SET PROBLEM — Retype the stretch of records from the line containing "banner-letter: Й (955, 247, 975, 277)" through the line containing "banner-letter: В (703, 247, 724, 277)", keeping each line unchanged.

RECORDS FOR THIS EXERCISE —
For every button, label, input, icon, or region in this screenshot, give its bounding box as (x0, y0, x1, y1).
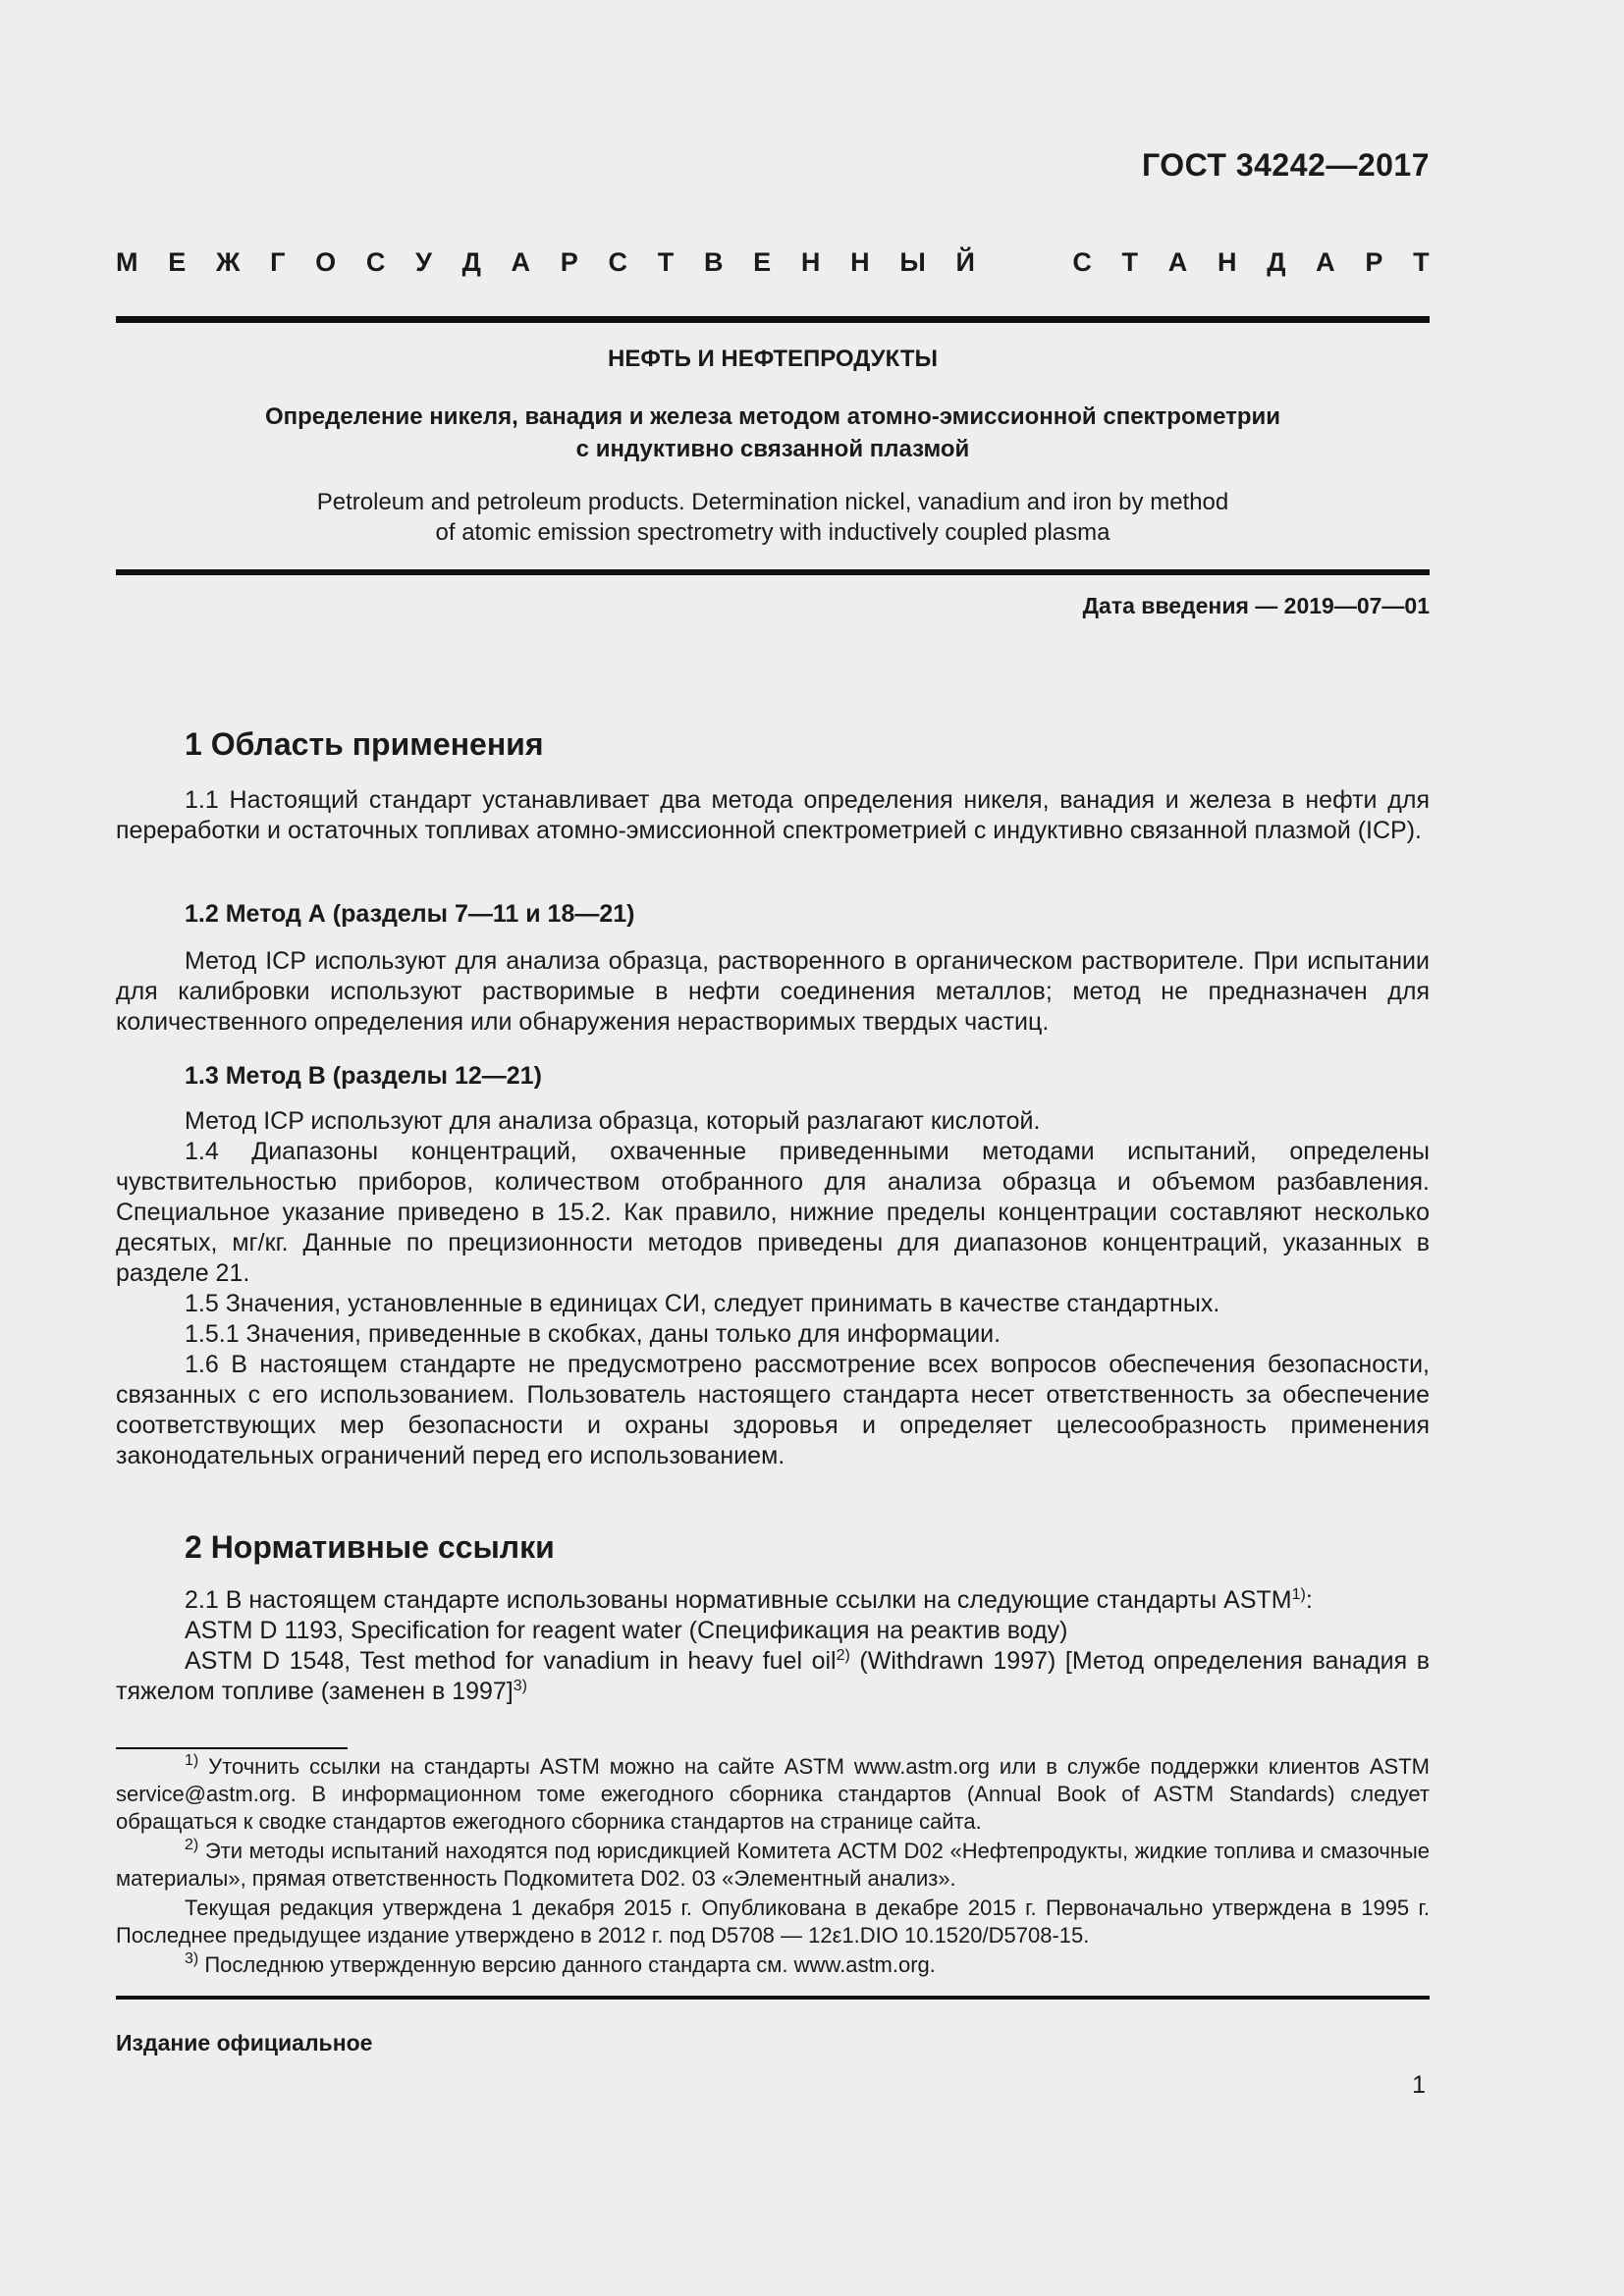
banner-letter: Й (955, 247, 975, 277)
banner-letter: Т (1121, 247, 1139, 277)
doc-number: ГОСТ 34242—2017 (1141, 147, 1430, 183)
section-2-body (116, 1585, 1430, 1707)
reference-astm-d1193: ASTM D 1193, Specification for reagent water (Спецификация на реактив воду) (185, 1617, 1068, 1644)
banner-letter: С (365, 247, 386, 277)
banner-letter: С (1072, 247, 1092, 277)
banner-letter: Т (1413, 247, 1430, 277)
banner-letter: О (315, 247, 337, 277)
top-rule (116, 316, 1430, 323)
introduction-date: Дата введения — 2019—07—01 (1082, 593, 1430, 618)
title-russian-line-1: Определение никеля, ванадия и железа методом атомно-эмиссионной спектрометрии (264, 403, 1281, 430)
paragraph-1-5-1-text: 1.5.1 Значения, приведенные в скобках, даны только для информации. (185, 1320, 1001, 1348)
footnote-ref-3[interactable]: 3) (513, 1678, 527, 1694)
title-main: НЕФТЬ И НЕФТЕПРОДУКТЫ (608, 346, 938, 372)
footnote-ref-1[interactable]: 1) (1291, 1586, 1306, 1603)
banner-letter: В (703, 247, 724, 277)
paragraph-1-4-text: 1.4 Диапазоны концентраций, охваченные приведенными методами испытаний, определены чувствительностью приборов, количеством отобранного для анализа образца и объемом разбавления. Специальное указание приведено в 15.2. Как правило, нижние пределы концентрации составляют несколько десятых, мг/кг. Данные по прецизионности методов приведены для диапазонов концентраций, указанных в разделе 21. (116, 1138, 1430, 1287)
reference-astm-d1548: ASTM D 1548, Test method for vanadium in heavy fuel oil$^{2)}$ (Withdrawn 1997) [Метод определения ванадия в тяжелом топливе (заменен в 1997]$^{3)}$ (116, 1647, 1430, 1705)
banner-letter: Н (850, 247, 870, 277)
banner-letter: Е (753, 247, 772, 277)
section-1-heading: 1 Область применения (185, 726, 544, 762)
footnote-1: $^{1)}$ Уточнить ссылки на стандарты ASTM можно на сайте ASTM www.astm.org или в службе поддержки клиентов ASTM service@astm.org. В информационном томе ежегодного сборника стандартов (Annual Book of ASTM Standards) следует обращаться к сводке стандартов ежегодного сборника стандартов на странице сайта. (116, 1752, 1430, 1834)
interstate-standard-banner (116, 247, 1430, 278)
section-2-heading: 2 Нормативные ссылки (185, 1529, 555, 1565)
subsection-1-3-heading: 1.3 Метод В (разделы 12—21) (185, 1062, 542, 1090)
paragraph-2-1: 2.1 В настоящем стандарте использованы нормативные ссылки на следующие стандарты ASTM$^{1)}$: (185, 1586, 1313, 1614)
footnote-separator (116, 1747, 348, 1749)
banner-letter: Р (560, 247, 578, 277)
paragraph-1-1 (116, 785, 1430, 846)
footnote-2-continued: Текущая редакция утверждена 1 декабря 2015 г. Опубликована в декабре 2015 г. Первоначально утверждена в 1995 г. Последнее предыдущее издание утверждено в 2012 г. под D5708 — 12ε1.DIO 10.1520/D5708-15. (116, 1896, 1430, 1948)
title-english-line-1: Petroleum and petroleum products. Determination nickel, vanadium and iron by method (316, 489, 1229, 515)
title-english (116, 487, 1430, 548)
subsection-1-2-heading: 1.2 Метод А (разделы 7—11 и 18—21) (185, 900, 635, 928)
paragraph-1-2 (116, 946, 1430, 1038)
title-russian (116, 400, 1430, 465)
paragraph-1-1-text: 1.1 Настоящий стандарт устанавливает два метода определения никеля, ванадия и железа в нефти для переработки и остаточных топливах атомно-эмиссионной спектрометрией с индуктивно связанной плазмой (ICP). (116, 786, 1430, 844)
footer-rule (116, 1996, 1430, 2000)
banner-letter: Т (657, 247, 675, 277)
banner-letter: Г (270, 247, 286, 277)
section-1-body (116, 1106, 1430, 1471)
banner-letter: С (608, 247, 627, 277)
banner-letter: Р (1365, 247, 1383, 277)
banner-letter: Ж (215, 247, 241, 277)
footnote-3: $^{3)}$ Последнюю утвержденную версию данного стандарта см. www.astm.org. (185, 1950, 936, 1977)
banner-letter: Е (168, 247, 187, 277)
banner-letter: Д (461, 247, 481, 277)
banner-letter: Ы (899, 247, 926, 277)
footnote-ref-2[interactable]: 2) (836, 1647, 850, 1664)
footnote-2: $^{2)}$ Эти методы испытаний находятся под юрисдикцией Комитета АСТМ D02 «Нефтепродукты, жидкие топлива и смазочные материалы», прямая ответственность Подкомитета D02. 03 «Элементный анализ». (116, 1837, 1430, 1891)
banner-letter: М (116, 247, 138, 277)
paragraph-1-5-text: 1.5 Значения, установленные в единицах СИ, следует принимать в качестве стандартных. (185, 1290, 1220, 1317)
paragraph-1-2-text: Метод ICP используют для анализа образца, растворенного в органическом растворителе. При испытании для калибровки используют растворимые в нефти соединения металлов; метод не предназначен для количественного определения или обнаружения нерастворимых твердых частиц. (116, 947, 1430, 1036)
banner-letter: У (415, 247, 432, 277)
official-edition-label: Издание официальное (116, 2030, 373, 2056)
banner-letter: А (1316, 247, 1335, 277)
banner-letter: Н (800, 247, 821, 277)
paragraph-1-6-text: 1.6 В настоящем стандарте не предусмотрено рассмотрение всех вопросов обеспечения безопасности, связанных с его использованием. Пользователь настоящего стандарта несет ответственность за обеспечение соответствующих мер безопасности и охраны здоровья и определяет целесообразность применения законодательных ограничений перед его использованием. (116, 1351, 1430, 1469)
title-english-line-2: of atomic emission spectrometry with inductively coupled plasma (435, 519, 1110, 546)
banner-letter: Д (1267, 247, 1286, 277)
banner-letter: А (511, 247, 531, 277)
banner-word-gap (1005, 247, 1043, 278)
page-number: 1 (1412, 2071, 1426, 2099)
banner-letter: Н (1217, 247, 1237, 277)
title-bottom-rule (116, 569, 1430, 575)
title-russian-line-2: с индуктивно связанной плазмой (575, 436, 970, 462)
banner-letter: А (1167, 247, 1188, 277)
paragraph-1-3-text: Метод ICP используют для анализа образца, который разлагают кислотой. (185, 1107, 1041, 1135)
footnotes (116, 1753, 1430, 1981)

RESULT OF THE TASK —
banner-letter: Й (955, 247, 975, 277)
banner-letter: Т (1121, 247, 1139, 277)
doc-number: ГОСТ 34242—2017 (1141, 147, 1430, 183)
section-2-body (116, 1585, 1430, 1707)
reference-astm-d1193: ASTM D 1193, Specification for reagent water (Спецификация на реактив воду) (185, 1617, 1068, 1644)
banner-letter: С (365, 247, 386, 277)
banner-letter: С (1072, 247, 1092, 277)
banner-letter: Т (1413, 247, 1430, 277)
banner-letter: О (315, 247, 337, 277)
top-rule (116, 316, 1430, 323)
introduction-date: Дата введения — 2019—07—01 (1082, 593, 1430, 618)
title-russian-line-1: Определение никеля, ванадия и железа методом атомно-эмиссионной спектрометрии (264, 403, 1281, 430)
paragraph-1-5-1-text: 1.5.1 Значения, приведенные в скобках, даны только для информации. (185, 1320, 1001, 1348)
footnote-ref-3[interactable]: 3) (513, 1678, 527, 1694)
title-main: НЕФТЬ И НЕФТЕПРОДУКТЫ (608, 346, 938, 372)
footnote-ref-1[interactable]: 1) (1291, 1586, 1306, 1603)
banner-letter: В (703, 247, 724, 277)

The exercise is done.